▸ **WRITTEN TASK**
Retype each entry below, keeping every character the same.

▸ **MATERIAL SUPPLIED**
>> start
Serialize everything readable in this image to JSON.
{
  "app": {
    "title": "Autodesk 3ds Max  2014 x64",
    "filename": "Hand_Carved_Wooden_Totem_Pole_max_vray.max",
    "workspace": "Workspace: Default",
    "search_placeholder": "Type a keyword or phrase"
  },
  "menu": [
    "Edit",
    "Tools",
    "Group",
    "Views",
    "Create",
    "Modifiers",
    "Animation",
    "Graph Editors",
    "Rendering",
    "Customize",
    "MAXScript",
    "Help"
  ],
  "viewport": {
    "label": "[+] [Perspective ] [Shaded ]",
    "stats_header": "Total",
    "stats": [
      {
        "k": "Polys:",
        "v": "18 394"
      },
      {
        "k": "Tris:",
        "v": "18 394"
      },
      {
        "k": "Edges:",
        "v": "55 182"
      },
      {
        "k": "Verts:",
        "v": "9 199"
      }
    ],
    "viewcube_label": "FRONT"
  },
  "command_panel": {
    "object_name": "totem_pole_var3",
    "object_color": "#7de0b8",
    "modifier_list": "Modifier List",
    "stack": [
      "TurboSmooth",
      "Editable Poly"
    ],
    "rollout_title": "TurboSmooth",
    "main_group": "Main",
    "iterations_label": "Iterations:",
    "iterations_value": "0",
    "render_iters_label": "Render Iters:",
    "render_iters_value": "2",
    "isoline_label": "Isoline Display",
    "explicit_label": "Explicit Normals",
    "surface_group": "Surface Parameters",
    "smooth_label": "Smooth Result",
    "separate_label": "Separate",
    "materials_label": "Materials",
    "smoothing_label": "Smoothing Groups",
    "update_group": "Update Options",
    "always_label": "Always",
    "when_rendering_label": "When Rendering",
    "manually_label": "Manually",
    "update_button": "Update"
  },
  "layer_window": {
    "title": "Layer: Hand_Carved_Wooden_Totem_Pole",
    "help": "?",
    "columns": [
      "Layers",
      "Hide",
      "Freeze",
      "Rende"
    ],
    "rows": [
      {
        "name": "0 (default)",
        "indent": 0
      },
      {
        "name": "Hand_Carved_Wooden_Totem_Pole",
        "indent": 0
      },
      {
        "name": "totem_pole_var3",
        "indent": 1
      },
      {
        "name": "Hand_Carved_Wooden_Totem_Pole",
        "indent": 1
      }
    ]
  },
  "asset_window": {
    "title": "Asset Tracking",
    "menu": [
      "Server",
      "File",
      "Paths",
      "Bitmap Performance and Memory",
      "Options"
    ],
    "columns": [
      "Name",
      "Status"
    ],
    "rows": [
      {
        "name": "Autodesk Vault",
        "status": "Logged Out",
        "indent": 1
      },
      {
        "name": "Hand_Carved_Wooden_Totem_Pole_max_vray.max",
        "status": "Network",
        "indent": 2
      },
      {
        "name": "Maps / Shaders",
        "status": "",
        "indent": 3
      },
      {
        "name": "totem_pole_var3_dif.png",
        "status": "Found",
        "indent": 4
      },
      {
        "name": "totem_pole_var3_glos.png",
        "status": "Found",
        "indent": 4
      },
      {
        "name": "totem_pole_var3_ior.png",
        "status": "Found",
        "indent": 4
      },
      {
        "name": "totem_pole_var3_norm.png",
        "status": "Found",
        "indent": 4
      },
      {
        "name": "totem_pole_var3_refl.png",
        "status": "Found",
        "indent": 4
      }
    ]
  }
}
>> end
▸ **ANSWER FOR THIS EXERCISE**
Serialize everything readable in this image to JSON.
{
  "app": {
    "title": "Autodesk 3ds Max  2014 x64",
    "filename": "Hand_Carved_Wooden_Totem_Pole_max_vray.max",
    "workspace": "Workspace: Default",
    "search_placeholder": "Type a keyword or phrase"
  },
  "menu": [
    "Edit",
    "Tools",
    "Group",
    "Views",
    "Create",
    "Modifiers",
    "Animation",
    "Graph Editors",
    "Rendering",
    "Customize",
    "MAXScript",
    "Help"
  ],
  "viewport": {
    "label": "[+] [Perspective ] [Shaded ]",
    "stats_header": "Total",
    "stats": [
      {
        "k": "Polys:",
        "v": "18 394"
      },
      {
        "k": "Tris:",
        "v": "18 394"
      },
      {
        "k": "Edges:",
        "v": "55 182"
      },
      {
        "k": "Verts:",
        "v": "9 199"
      }
    ],
    "viewcube_label": "FRONT"
  },
  "command_panel": {
    "object_name": "totem_pole_var3",
    "object_color": "#7de0b8",
    "modifier_list": "Modifier List",
    "stack": [
      "TurboSmooth",
      "Editable Poly"
    ],
    "rollout_title": "TurboSmooth",
    "main_group": "Main",
    "iterations_label": "Iterations:",
    "iterations_value": "0",
    "render_iters_label": "Render Iters:",
    "render_iters_value": "2",
    "isoline_label": "Isoline Display",
    "explicit_label": "Explicit Normals",
    "surface_group": "Surface Parameters",
    "smooth_label": "Smooth Result",
    "separate_label": "Separate",
    "materials_label": "Materials",
    "smoothing_label": "Smoothing Groups",
    "update_group": "Update Options",
    "always_label": "Always",
    "when_rendering_label": "When Rendering",
    "manually_label": "Manually",
    "update_button": "Update"
  },
  "layer_window": {
    "title": "Layer: Hand_Carved_Wooden_Totem_Pole",
    "help": "?",
    "columns": [
      "Layers",
      "Hide",
      "Freeze",
      "Rende"
    ],
    "rows": [
      {
        "name": "0 (default)",
        "indent": 0
      },
      {
        "name": "Hand_Carved_Wooden_Totem_Pole",
        "indent": 0
      },
      {
        "name": "totem_pole_var3",
        "indent": 1
      },
      {
        "name": "Hand_Carved_Wooden_Totem_Pole",
        "indent": 1
      }
    ]
  },
  "asset_window": {
    "title": "Asset Tracking",
    "menu": [
      "Server",
      "File",
      "Paths",
      "Bitmap Performance and Memory",
      "Options"
    ],
    "columns": [
      "Name",
      "Status"
    ],
    "rows": [
      {
        "name": "Autodesk Vault",
        "status": "Logged Out",
        "indent": 1
      },
      {
        "name": "Hand_Carved_Wooden_Totem_Pole_max_vray.max",
        "status": "Network",
        "indent": 2
      },
      {
        "name": "Maps / Shaders",
        "status": "",
        "indent": 3
      },
      {
        "name": "totem_pole_var3_dif.png",
        "status": "Found",
        "indent": 4
      },
      {
        "name": "totem_pole_var3_glos.png",
        "status": "Found",
        "indent": 4
      },
      {
        "name": "totem_pole_var3_ior.png",
        "status": "Found",
        "indent": 4
      },
      {
        "name": "totem_pole_var3_norm.png",
        "status": "Found",
        "indent": 4
      },
      {
        "name": "totem_pole_var3_refl.png",
        "status": "Found",
        "indent": 4
      }
    ]
  }
}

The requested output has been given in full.